* What the task asks:
Put each line of the listing below into a Markdown table with two columns, Row and Line. Number the rows and leave out blank lines.

* Dataset rows:
▼▼▼
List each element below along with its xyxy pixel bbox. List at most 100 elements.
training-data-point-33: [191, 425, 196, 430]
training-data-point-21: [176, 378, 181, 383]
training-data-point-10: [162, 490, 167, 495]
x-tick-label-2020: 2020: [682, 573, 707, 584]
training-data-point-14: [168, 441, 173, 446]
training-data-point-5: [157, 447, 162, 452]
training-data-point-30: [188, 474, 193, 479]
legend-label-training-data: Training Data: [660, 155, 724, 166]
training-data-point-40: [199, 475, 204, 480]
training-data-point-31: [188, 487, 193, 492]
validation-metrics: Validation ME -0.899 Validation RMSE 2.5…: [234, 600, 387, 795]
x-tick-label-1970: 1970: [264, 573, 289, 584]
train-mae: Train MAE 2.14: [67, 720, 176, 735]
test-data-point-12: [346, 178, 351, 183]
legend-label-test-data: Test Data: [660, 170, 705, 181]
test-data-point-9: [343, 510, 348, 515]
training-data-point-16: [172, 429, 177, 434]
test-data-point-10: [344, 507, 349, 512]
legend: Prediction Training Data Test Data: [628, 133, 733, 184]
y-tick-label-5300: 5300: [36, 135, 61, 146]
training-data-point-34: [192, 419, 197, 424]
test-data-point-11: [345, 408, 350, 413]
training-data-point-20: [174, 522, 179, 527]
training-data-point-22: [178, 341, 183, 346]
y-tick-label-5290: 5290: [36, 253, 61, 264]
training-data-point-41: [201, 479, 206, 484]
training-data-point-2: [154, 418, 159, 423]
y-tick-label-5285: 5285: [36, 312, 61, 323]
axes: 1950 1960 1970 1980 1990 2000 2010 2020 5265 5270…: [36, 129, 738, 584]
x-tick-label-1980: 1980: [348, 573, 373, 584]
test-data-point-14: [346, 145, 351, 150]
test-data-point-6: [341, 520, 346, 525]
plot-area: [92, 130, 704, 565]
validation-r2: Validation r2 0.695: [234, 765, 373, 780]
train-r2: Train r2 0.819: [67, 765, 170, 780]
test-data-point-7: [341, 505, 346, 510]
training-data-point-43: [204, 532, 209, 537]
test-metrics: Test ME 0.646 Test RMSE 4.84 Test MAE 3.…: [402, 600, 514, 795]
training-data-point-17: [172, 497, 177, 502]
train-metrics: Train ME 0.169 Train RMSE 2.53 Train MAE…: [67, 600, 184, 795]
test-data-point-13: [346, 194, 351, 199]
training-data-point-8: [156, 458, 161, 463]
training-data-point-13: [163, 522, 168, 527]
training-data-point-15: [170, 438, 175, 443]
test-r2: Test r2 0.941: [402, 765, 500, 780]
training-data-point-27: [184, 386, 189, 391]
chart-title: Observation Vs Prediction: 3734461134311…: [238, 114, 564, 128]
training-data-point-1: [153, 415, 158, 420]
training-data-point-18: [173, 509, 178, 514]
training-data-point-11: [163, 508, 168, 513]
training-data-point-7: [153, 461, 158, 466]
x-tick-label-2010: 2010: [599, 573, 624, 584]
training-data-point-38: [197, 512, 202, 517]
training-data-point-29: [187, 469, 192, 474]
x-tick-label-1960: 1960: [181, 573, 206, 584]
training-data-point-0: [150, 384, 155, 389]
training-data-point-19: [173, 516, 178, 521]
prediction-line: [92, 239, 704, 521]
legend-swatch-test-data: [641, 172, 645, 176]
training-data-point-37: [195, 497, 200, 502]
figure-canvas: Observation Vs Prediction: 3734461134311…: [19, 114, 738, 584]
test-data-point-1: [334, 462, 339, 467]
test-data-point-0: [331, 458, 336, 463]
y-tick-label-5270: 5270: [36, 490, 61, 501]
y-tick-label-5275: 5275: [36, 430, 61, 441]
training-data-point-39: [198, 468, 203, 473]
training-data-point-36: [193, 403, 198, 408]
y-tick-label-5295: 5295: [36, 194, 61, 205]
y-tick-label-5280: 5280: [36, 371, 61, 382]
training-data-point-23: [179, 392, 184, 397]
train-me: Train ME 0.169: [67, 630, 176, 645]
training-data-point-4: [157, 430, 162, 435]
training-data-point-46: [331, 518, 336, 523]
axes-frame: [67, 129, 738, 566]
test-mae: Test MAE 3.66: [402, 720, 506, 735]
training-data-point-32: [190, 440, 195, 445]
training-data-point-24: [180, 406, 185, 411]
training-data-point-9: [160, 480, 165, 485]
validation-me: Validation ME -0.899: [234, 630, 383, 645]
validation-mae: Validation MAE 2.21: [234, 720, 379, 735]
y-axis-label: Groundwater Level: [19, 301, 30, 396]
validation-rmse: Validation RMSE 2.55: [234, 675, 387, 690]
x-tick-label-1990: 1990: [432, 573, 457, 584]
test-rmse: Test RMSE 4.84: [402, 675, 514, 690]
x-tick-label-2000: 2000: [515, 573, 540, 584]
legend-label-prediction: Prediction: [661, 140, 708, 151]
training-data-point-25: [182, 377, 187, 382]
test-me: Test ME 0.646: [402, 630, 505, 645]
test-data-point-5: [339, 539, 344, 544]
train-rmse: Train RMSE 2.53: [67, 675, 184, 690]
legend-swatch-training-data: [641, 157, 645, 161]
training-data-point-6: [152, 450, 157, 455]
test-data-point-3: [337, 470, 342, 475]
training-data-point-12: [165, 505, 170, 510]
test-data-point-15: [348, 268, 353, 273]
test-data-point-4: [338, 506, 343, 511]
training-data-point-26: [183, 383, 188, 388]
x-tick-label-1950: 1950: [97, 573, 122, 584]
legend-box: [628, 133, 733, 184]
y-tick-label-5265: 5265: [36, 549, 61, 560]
▲▲▲
* Exercise result:
| Row | Line |
|---|---|
| 1 | List each element below along with its xyxy pixel bbox. List at most 100 elements. |
| 2 | training-data-point-33: [191, 425, 196, 430] |
| 3 | training-data-point-21: [176, 378, 181, 383] |
| 4 | training-data-point-10: [162, 490, 167, 495] |
| 5 | x-tick-label-2020: 2020: [682, 573, 707, 584] |
| 6 | training-data-point-14: [168, 441, 173, 446] |
| 7 | training-data-point-5: [157, 447, 162, 452] |
| 8 | training-data-point-30: [188, 474, 193, 479] |
| 9 | legend-label-training-data: Training Data: [660, 155, 724, 166] |
| 10 | training-data-point-40: [199, 475, 204, 480] |
| 11 | training-data-point-31: [188, 487, 193, 492] |
| 12 | validation-metrics: Validation ME -0.899 Validation RMSE 2.5…: [234, 600, 387, 795] |
| 13 | x-tick-label-1970: 1970: [264, 573, 289, 584] |
| 14 | train-mae: Train MAE 2.14: [67, 720, 176, 735] |
| 15 | test-data-point-12: [346, 178, 351, 183] |
| 16 | legend-label-test-data: Test Data: [660, 170, 705, 181] |
| 17 | test-data-point-9: [343, 510, 348, 515] |
| 18 | training-data-point-16: [172, 429, 177, 434] |
| 19 | test-data-point-10: [344, 507, 349, 512] |
| 20 | legend: Prediction Training Data Test Data: [628, 133, 733, 184] |
| 21 | y-tick-label-5300: 5300: [36, 135, 61, 146] |
| 22 | training-data-point-34: [192, 419, 197, 424] |
| 23 | test-data-point-11: [345, 408, 350, 413] |
| 24 | training-data-point-20: [174, 522, 179, 527] |
| 25 | training-data-point-22: [178, 341, 183, 346] |
| 26 | y-tick-label-5290: 5290: [36, 253, 61, 264] |
| 27 | training-data-point-41: [201, 479, 206, 484] |
| 28 | training-data-point-2: [154, 418, 159, 423] |
| 29 | y-tick-label-5285: 5285: [36, 312, 61, 323] |
| 30 | axes: 1950 1960 1970 1980 1990 2000 2010 2020 5265 5270…: [36, 129, 738, 584] |
| 31 | x-tick-label-1980: 1980: [348, 573, 373, 584] |
| 32 | test-data-point-14: [346, 145, 351, 150] |
| 33 | test-data-point-6: [341, 520, 346, 525] |
| 34 | plot-area: [92, 130, 704, 565] |
| 35 | validation-r2: Validation r2 0.695: [234, 765, 373, 780] |
| 36 | train-r2: Train r2 0.819: [67, 765, 170, 780] |
| 37 | test-data-point-7: [341, 505, 346, 510] |
| 38 | training-data-point-43: [204, 532, 209, 537] |
| 39 | test-metrics: Test ME 0.646 Test RMSE 4.84 Test MAE 3.…: [402, 600, 514, 795] |
| 40 | training-data-point-17: [172, 497, 177, 502] |
| 41 | train-metrics: Train ME 0.169 Train RMSE 2.53 Train MAE…: [67, 600, 184, 795] |
| 42 | test-data-point-13: [346, 194, 351, 199] |
| 43 | training-data-point-8: [156, 458, 161, 463] |
| 44 | training-data-point-13: [163, 522, 168, 527] |
| 45 | training-data-point-15: [170, 438, 175, 443] |
| 46 | test-r2: Test r2 0.941: [402, 765, 500, 780] |
| 47 | training-data-point-27: [184, 386, 189, 391] |
| 48 | chart-title: Observation Vs Prediction: 3734461134311…: [238, 114, 564, 128] |
| 49 | training-data-point-1: [153, 415, 158, 420] |
| 50 | training-data-point-18: [173, 509, 178, 514] |
| 51 | training-data-point-11: [163, 508, 168, 513] |
| 52 | training-data-point-7: [153, 461, 158, 466] |
| 53 | x-tick-label-2010: 2010: [599, 573, 624, 584] |
| 54 | training-data-point-38: [197, 512, 202, 517] |
| 55 | training-data-point-29: [187, 469, 192, 474] |
| 56 | x-tick-label-1960: 1960: [181, 573, 206, 584] |
| 57 | training-data-point-0: [150, 384, 155, 389] |
| 58 | training-data-point-19: [173, 516, 178, 521] |
| 59 | prediction-line: [92, 239, 704, 521] |
| 60 | legend-swatch-test-data: [641, 172, 645, 176] |
| 61 | training-data-point-37: [195, 497, 200, 502] |
| 62 | figure-canvas: Observation Vs Prediction: 3734461134311…: [19, 114, 738, 584] |
| 63 | test-data-point-1: [334, 462, 339, 467] |
| 64 | test-data-point-0: [331, 458, 336, 463] |
| 65 | y-tick-label-5270: 5270: [36, 490, 61, 501] |
| 66 | y-tick-label-5275: 5275: [36, 430, 61, 441] |
| 67 | training-data-point-39: [198, 468, 203, 473] |
| 68 | training-data-point-36: [193, 403, 198, 408] |
| 69 | y-tick-label-5295: 5295: [36, 194, 61, 205] |
| 70 | y-tick-label-5280: 5280: [36, 371, 61, 382] |
| 71 | training-data-point-23: [179, 392, 184, 397] |
| 72 | train-me: Train ME 0.169: [67, 630, 176, 645] |
| 73 | training-data-point-4: [157, 430, 162, 435] |
| 74 | training-data-point-46: [331, 518, 336, 523] |
| 75 | axes-frame: [67, 129, 738, 566] |
| 76 | test-mae: Test MAE 3.66: [402, 720, 506, 735] |
| 77 | training-data-point-32: [190, 440, 195, 445] |
| 78 | training-data-point-24: [180, 406, 185, 411] |
| 79 | training-data-point-9: [160, 480, 165, 485] |
| 80 | validation-me: Validation ME -0.899: [234, 630, 383, 645] |
| 81 | validation-mae: Validation MAE 2.21: [234, 720, 379, 735] |
| 82 | y-axis-label: Groundwater Level: [19, 301, 30, 396] |
| 83 | validation-rmse: Validation RMSE 2.55: [234, 675, 387, 690] |
| 84 | x-tick-label-1990: 1990: [432, 573, 457, 584] |
| 85 | test-rmse: Test RMSE 4.84: [402, 675, 514, 690] |
| 86 | x-tick-label-2000: 2000: [515, 573, 540, 584] |
| 87 | legend-label-prediction: Prediction: [661, 140, 708, 151] |
| 88 | training-data-point-25: [182, 377, 187, 382] |
| 89 | test-me: Test ME 0.646: [402, 630, 505, 645] |
| 90 | test-data-point-5: [339, 539, 344, 544] |
| 91 | train-rmse: Train RMSE 2.53: [67, 675, 184, 690] |
| 92 | legend-swatch-training-data: [641, 157, 645, 161] |
| 93 | training-data-point-6: [152, 450, 157, 455] |
| 94 | test-data-point-3: [337, 470, 342, 475] |
| 95 | training-data-point-12: [165, 505, 170, 510] |
| 96 | test-data-point-15: [348, 268, 353, 273] |
| 97 | test-data-point-4: [338, 506, 343, 511] |
| 98 | training-data-point-26: [183, 383, 188, 388] |
| 99 | x-tick-label-1950: 1950: [97, 573, 122, 584] |
| 100 | legend-box: [628, 133, 733, 184] |
| 101 | y-tick-label-5265: 5265: [36, 549, 61, 560] |